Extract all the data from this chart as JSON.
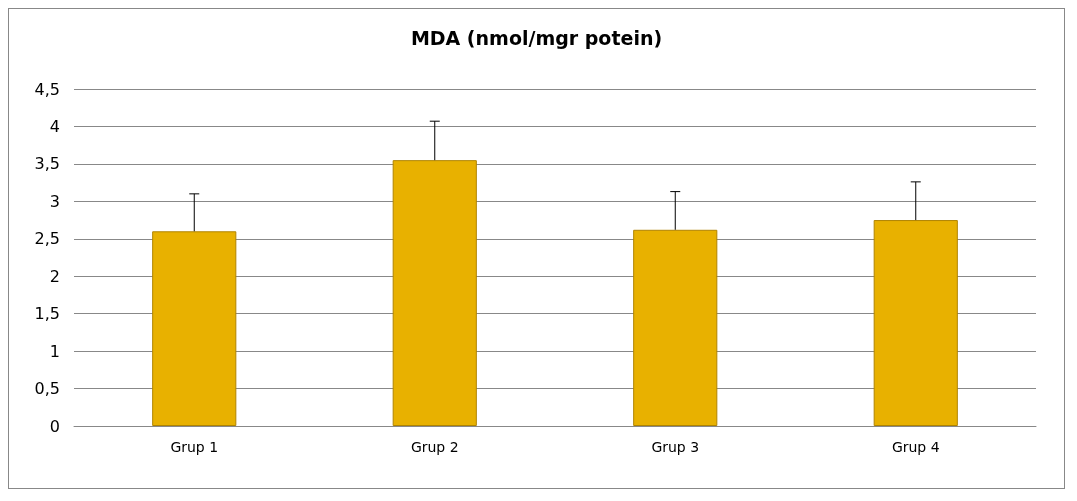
{
  "chart_data": {
    "type": "bar",
    "title": "MDA (nmol/mgr potein)",
    "categories": [
      "Grup 1",
      "Grup 2",
      "Grup 3",
      "Grup 4"
    ],
    "values": [
      2.6,
      3.55,
      2.62,
      2.75
    ],
    "errors": [
      [
        2.6,
        3.1
      ],
      [
        3.55,
        4.07
      ],
      [
        2.62,
        3.13
      ],
      [
        2.75,
        3.26
      ]
    ],
    "color": "#e8b100",
    "ylim": [
      0,
      4.5
    ],
    "yticks": [
      0,
      {
        "value": 0.5,
        "label": "0,5"
      },
      1,
      {
        "value": 1.5,
        "label": "1,5"
      },
      2,
      {
        "value": 2.5,
        "label": "2,5"
      },
      3,
      {
        "value": 3.5,
        "label": "3,5"
      },
      4,
      {
        "value": 4.5,
        "label": "4,5"
      }
    ],
    "grid": "y"
  }
}
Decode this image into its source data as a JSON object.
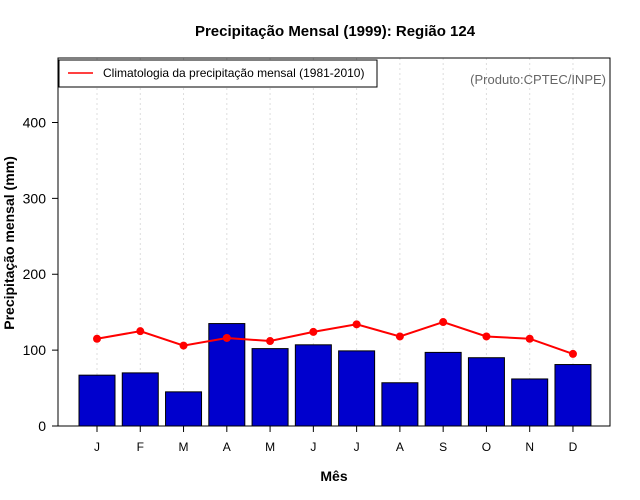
{
  "chart_data": {
    "type": "bar",
    "title": "Precipitação Mensal (1999): Região 124",
    "xlabel": "Mês",
    "ylabel": "Precipitação mensal (mm)",
    "ylim": [
      0,
      485
    ],
    "yticks": [
      0,
      100,
      200,
      300,
      400
    ],
    "grid": "vertical dotted",
    "categories": [
      "J",
      "F",
      "M",
      "A",
      "M",
      "J",
      "J",
      "A",
      "S",
      "O",
      "N",
      "D"
    ],
    "series": [
      {
        "name": "Precipitação mensal (1999)",
        "kind": "bar",
        "color": "#0000CD",
        "values": [
          67,
          70,
          45,
          135,
          102,
          107,
          99,
          57,
          97,
          90,
          62,
          81
        ]
      },
      {
        "name": "Climatologia da precipitação mensal (1981-2010)",
        "kind": "line",
        "color": "#FF0000",
        "values": [
          115,
          125,
          106,
          116,
          112,
          124,
          134,
          118,
          137,
          118,
          115,
          95
        ]
      }
    ],
    "legend": {
      "position": "top-left",
      "entries": [
        "Climatologia da precipitação mensal (1981-2010)"
      ]
    },
    "annotation": "(Produto:CPTEC/INPE)"
  }
}
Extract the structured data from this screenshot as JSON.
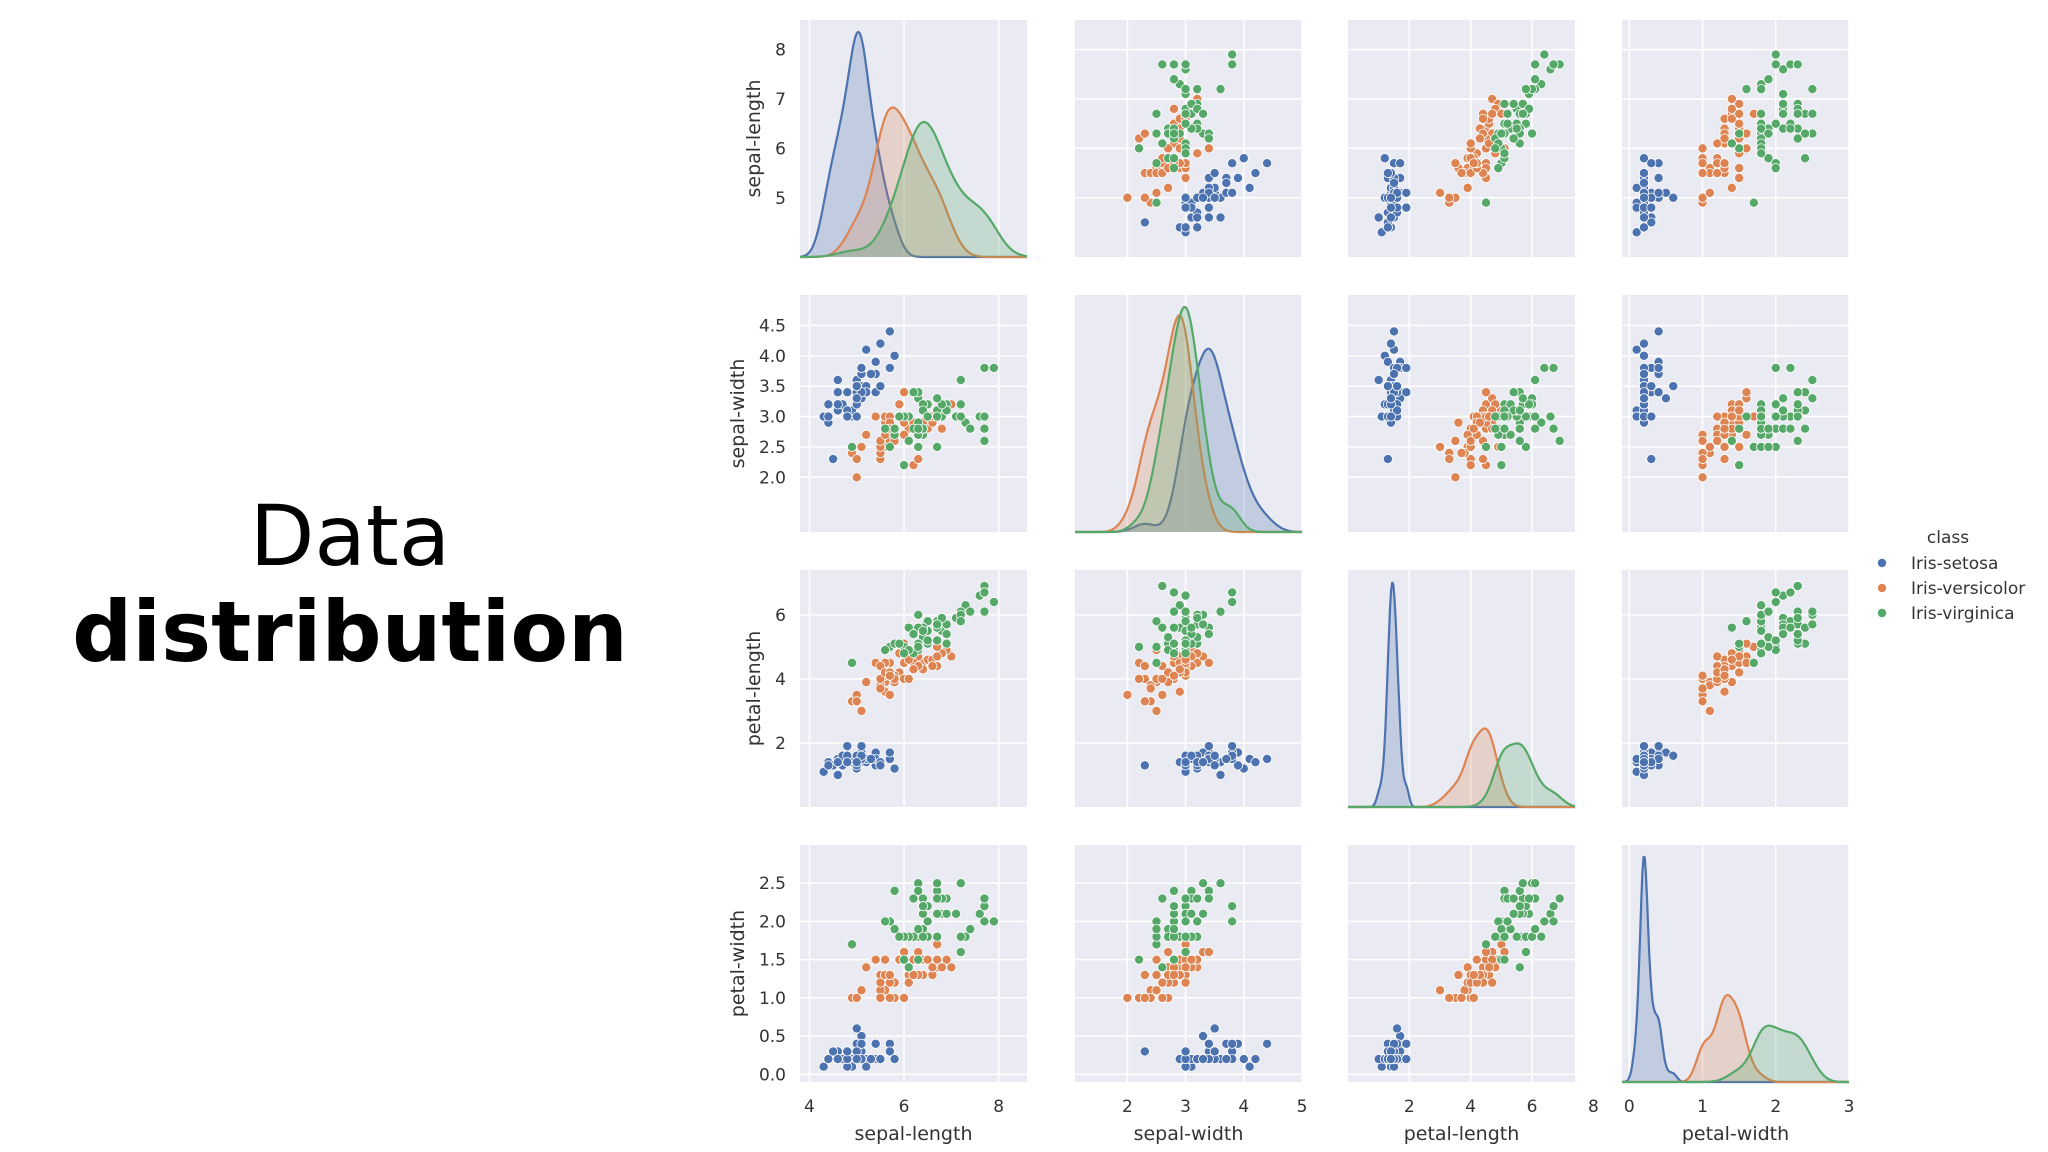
{
  "slide": {
    "title_line1": "Data",
    "title_line2": "distribution"
  },
  "chart_data": {
    "type": "scatter",
    "kind": "pairplot",
    "variables": [
      "sepal-length",
      "sepal-width",
      "petal-length",
      "petal-width"
    ],
    "ranges": {
      "sepal-length": [
        3.8,
        8.6
      ],
      "sepal-width": [
        1.1,
        5.0
      ],
      "petal-length": [
        0.0,
        7.4
      ],
      "petal-width": [
        -0.1,
        3.0
      ]
    },
    "x_ticks": {
      "sepal-length": [
        "4",
        "6",
        "8"
      ],
      "sepal-width": [
        "2",
        "3",
        "4",
        "5"
      ],
      "petal-length": [
        "2",
        "4",
        "6",
        "8"
      ],
      "petal-width": [
        "0",
        "1",
        "2",
        "3"
      ]
    },
    "y_ticks": {
      "sepal-length": [
        "5",
        "6",
        "7",
        "8"
      ],
      "sepal-width": [
        "2.0",
        "2.5",
        "3.0",
        "3.5",
        "4.0",
        "4.5"
      ],
      "petal-length": [
        "2",
        "4",
        "6"
      ],
      "petal-width": [
        "0.0",
        "0.5",
        "1.0",
        "1.5",
        "2.0",
        "2.5"
      ]
    },
    "diagonal": "kde",
    "grid": true,
    "legend": {
      "title": "class",
      "position": "right",
      "entries": [
        "Iris-setosa",
        "Iris-versicolor",
        "Iris-virginica"
      ]
    },
    "series": [
      {
        "name": "Iris-setosa",
        "color": "#4c72b0",
        "points": [
          [
            5.1,
            3.5,
            1.4,
            0.2
          ],
          [
            4.9,
            3.0,
            1.4,
            0.2
          ],
          [
            4.7,
            3.2,
            1.3,
            0.2
          ],
          [
            4.6,
            3.1,
            1.5,
            0.2
          ],
          [
            5.0,
            3.6,
            1.4,
            0.2
          ],
          [
            5.4,
            3.9,
            1.7,
            0.4
          ],
          [
            4.6,
            3.4,
            1.4,
            0.3
          ],
          [
            5.0,
            3.4,
            1.5,
            0.2
          ],
          [
            4.4,
            2.9,
            1.4,
            0.2
          ],
          [
            4.9,
            3.1,
            1.5,
            0.1
          ],
          [
            5.4,
            3.7,
            1.5,
            0.2
          ],
          [
            4.8,
            3.4,
            1.6,
            0.2
          ],
          [
            4.8,
            3.0,
            1.4,
            0.1
          ],
          [
            4.3,
            3.0,
            1.1,
            0.1
          ],
          [
            5.8,
            4.0,
            1.2,
            0.2
          ],
          [
            5.7,
            4.4,
            1.5,
            0.4
          ],
          [
            5.4,
            3.9,
            1.3,
            0.4
          ],
          [
            5.1,
            3.5,
            1.4,
            0.3
          ],
          [
            5.7,
            3.8,
            1.7,
            0.3
          ],
          [
            5.1,
            3.8,
            1.5,
            0.3
          ],
          [
            5.4,
            3.4,
            1.7,
            0.2
          ],
          [
            5.1,
            3.7,
            1.5,
            0.4
          ],
          [
            4.6,
            3.6,
            1.0,
            0.2
          ],
          [
            5.1,
            3.3,
            1.7,
            0.5
          ],
          [
            4.8,
            3.4,
            1.9,
            0.2
          ],
          [
            5.0,
            3.0,
            1.6,
            0.2
          ],
          [
            5.0,
            3.4,
            1.6,
            0.4
          ],
          [
            5.2,
            3.5,
            1.5,
            0.2
          ],
          [
            5.2,
            3.4,
            1.4,
            0.2
          ],
          [
            4.7,
            3.2,
            1.6,
            0.2
          ],
          [
            4.8,
            3.1,
            1.6,
            0.2
          ],
          [
            5.4,
            3.4,
            1.5,
            0.4
          ],
          [
            5.2,
            4.1,
            1.5,
            0.1
          ],
          [
            5.5,
            4.2,
            1.4,
            0.2
          ],
          [
            5.0,
            3.2,
            1.2,
            0.2
          ],
          [
            5.5,
            3.5,
            1.3,
            0.2
          ],
          [
            4.4,
            3.0,
            1.3,
            0.2
          ],
          [
            5.1,
            3.4,
            1.5,
            0.2
          ],
          [
            5.0,
            3.5,
            1.3,
            0.3
          ],
          [
            4.5,
            2.3,
            1.3,
            0.3
          ],
          [
            4.4,
            3.2,
            1.3,
            0.2
          ],
          [
            5.0,
            3.5,
            1.6,
            0.6
          ],
          [
            5.1,
            3.8,
            1.9,
            0.4
          ],
          [
            4.8,
            3.0,
            1.4,
            0.3
          ],
          [
            5.1,
            3.8,
            1.6,
            0.2
          ],
          [
            4.6,
            3.2,
            1.4,
            0.2
          ],
          [
            5.3,
            3.7,
            1.5,
            0.2
          ],
          [
            5.0,
            3.3,
            1.4,
            0.2
          ]
        ]
      },
      {
        "name": "Iris-versicolor",
        "color": "#dd8452",
        "points": [
          [
            7.0,
            3.2,
            4.7,
            1.4
          ],
          [
            6.4,
            3.2,
            4.5,
            1.5
          ],
          [
            6.9,
            3.1,
            4.9,
            1.5
          ],
          [
            5.5,
            2.3,
            4.0,
            1.3
          ],
          [
            6.5,
            2.8,
            4.6,
            1.5
          ],
          [
            5.7,
            2.8,
            4.5,
            1.3
          ],
          [
            6.3,
            3.3,
            4.7,
            1.6
          ],
          [
            4.9,
            2.4,
            3.3,
            1.0
          ],
          [
            6.6,
            2.9,
            4.6,
            1.3
          ],
          [
            5.2,
            2.7,
            3.9,
            1.4
          ],
          [
            5.0,
            2.0,
            3.5,
            1.0
          ],
          [
            5.9,
            3.0,
            4.2,
            1.5
          ],
          [
            6.0,
            2.2,
            4.0,
            1.0
          ],
          [
            6.1,
            2.9,
            4.7,
            1.4
          ],
          [
            5.6,
            2.9,
            3.6,
            1.3
          ],
          [
            6.7,
            3.1,
            4.4,
            1.4
          ],
          [
            5.6,
            3.0,
            4.5,
            1.5
          ],
          [
            5.8,
            2.7,
            4.1,
            1.0
          ],
          [
            6.2,
            2.2,
            4.5,
            1.5
          ],
          [
            5.6,
            2.5,
            3.9,
            1.1
          ],
          [
            5.9,
            3.2,
            4.8,
            1.8
          ],
          [
            6.1,
            2.8,
            4.0,
            1.3
          ],
          [
            6.3,
            2.5,
            4.9,
            1.5
          ],
          [
            6.1,
            2.8,
            4.7,
            1.2
          ],
          [
            6.4,
            2.9,
            4.3,
            1.3
          ],
          [
            6.6,
            3.0,
            4.4,
            1.4
          ],
          [
            6.8,
            2.8,
            4.8,
            1.4
          ],
          [
            6.7,
            3.0,
            5.0,
            1.7
          ],
          [
            6.0,
            2.9,
            4.5,
            1.5
          ],
          [
            5.7,
            2.6,
            3.5,
            1.0
          ],
          [
            5.5,
            2.4,
            3.8,
            1.1
          ],
          [
            5.5,
            2.4,
            3.7,
            1.0
          ],
          [
            5.8,
            2.7,
            3.9,
            1.2
          ],
          [
            6.0,
            2.7,
            5.1,
            1.6
          ],
          [
            5.4,
            3.0,
            4.5,
            1.5
          ],
          [
            6.0,
            3.4,
            4.5,
            1.6
          ],
          [
            6.7,
            3.1,
            4.7,
            1.5
          ],
          [
            6.3,
            2.3,
            4.4,
            1.3
          ],
          [
            5.6,
            3.0,
            4.1,
            1.3
          ],
          [
            5.5,
            2.5,
            4.0,
            1.3
          ],
          [
            5.5,
            2.6,
            4.4,
            1.2
          ],
          [
            6.1,
            3.0,
            4.6,
            1.4
          ],
          [
            5.8,
            2.6,
            4.0,
            1.2
          ],
          [
            5.0,
            2.3,
            3.3,
            1.0
          ],
          [
            5.6,
            2.7,
            4.2,
            1.3
          ],
          [
            5.7,
            3.0,
            4.2,
            1.2
          ],
          [
            5.7,
            2.9,
            4.2,
            1.3
          ],
          [
            6.2,
            2.9,
            4.3,
            1.3
          ],
          [
            5.1,
            2.5,
            3.0,
            1.1
          ],
          [
            5.7,
            2.8,
            4.1,
            1.3
          ]
        ]
      },
      {
        "name": "Iris-virginica",
        "color": "#55a868",
        "points": [
          [
            6.3,
            3.3,
            6.0,
            2.5
          ],
          [
            5.8,
            2.7,
            5.1,
            1.9
          ],
          [
            7.1,
            3.0,
            5.9,
            2.1
          ],
          [
            6.3,
            2.9,
            5.6,
            1.8
          ],
          [
            6.5,
            3.0,
            5.8,
            2.2
          ],
          [
            7.6,
            3.0,
            6.6,
            2.1
          ],
          [
            4.9,
            2.5,
            4.5,
            1.7
          ],
          [
            7.3,
            2.9,
            6.3,
            1.8
          ],
          [
            6.7,
            2.5,
            5.8,
            1.8
          ],
          [
            7.2,
            3.6,
            6.1,
            2.5
          ],
          [
            6.5,
            3.2,
            5.1,
            2.0
          ],
          [
            6.4,
            2.7,
            5.3,
            1.9
          ],
          [
            6.8,
            3.0,
            5.5,
            2.1
          ],
          [
            5.7,
            2.5,
            5.0,
            2.0
          ],
          [
            5.8,
            2.8,
            5.1,
            2.4
          ],
          [
            6.4,
            3.2,
            5.3,
            2.3
          ],
          [
            6.5,
            3.0,
            5.5,
            1.8
          ],
          [
            7.7,
            3.8,
            6.7,
            2.2
          ],
          [
            7.7,
            2.6,
            6.9,
            2.3
          ],
          [
            6.0,
            2.2,
            5.0,
            1.5
          ],
          [
            6.9,
            3.2,
            5.7,
            2.3
          ],
          [
            5.6,
            2.8,
            4.9,
            2.0
          ],
          [
            7.7,
            2.8,
            6.7,
            2.0
          ],
          [
            6.3,
            2.7,
            4.9,
            1.8
          ],
          [
            6.7,
            3.3,
            5.7,
            2.1
          ],
          [
            7.2,
            3.2,
            6.0,
            1.8
          ],
          [
            6.2,
            2.8,
            4.8,
            1.8
          ],
          [
            6.1,
            3.0,
            4.9,
            1.8
          ],
          [
            6.4,
            2.8,
            5.6,
            2.1
          ],
          [
            7.2,
            3.0,
            5.8,
            1.6
          ],
          [
            7.4,
            2.8,
            6.1,
            1.9
          ],
          [
            7.9,
            3.8,
            6.4,
            2.0
          ],
          [
            6.4,
            2.8,
            5.6,
            2.2
          ],
          [
            6.3,
            2.8,
            5.1,
            1.5
          ],
          [
            6.1,
            2.6,
            5.6,
            1.4
          ],
          [
            7.7,
            3.0,
            6.1,
            2.3
          ],
          [
            6.3,
            3.4,
            5.6,
            2.4
          ],
          [
            6.4,
            3.1,
            5.5,
            1.8
          ],
          [
            6.0,
            3.0,
            4.8,
            1.8
          ],
          [
            6.9,
            3.1,
            5.4,
            2.1
          ],
          [
            6.7,
            3.1,
            5.6,
            2.4
          ],
          [
            6.9,
            3.1,
            5.1,
            2.3
          ],
          [
            6.8,
            3.2,
            5.9,
            2.3
          ],
          [
            6.7,
            3.3,
            5.7,
            2.5
          ],
          [
            6.7,
            3.0,
            5.2,
            2.3
          ],
          [
            6.3,
            2.5,
            5.0,
            1.9
          ],
          [
            6.5,
            3.0,
            5.2,
            2.0
          ],
          [
            6.2,
            3.4,
            5.4,
            2.3
          ],
          [
            5.9,
            3.0,
            5.1,
            1.8
          ]
        ]
      }
    ]
  }
}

→ What to work on
Check each line above for "virginica" and return the ones that have it.

→ Solution to this exercise
        "Iris-virginica"
        "name": "Iris-virginica",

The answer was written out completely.